For the copy, please give all of the data again exactly and leave the pictures out.
+--
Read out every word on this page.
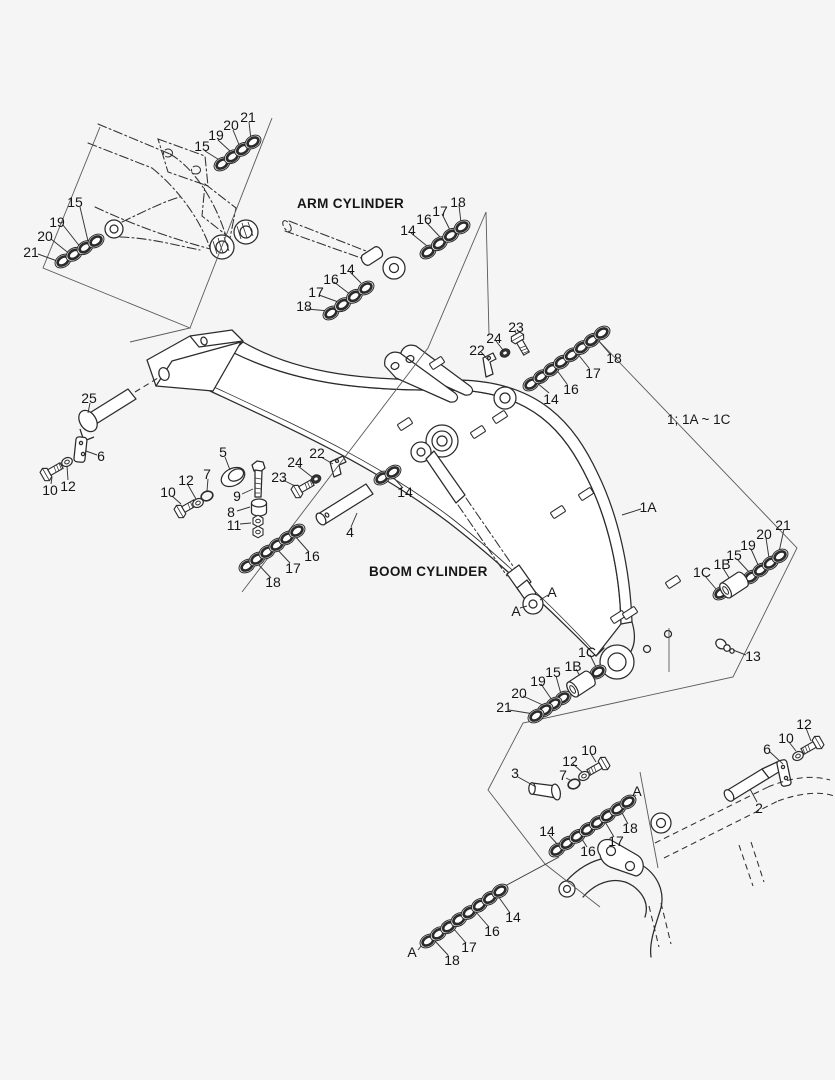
15
19
20 21
15
19
20
21
14
16 17
18
14
16
17
18
23
24
22
14
16
17
18
25
6
10 12
5
7
12
10	9
8
11
24
22
23
4
14
16
17
18
1A
A
A
1C 1B
15
19
20
21
13
1C
1B
15
19
20
21
10
12
7
3
A
14
16
17
18
12
10
6
2
A 18
17
16
14
ARM CYLINDER
BOOM CYLINDER
1; 1A ~ 1C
+--
**TASK OUTPUT**.
Read out every word on this page.
15
19
20 21
15
19
20
21
14
16 17
18
14
16
17
18
23
24
22
14
16
17
18
25
6
10 12
5
7
12
10	9
8
11
24
22
23
4
14
16
17
18
1A
A
A
1C 1B
15
19
20
21
13
1C
1B
15
19
20
21
10
12
7
3
A
14
16
17
18
12
10
6
2
A 18
17
16
14
ARM CYLINDER
BOOM CYLINDER
1; 1A ~ 1C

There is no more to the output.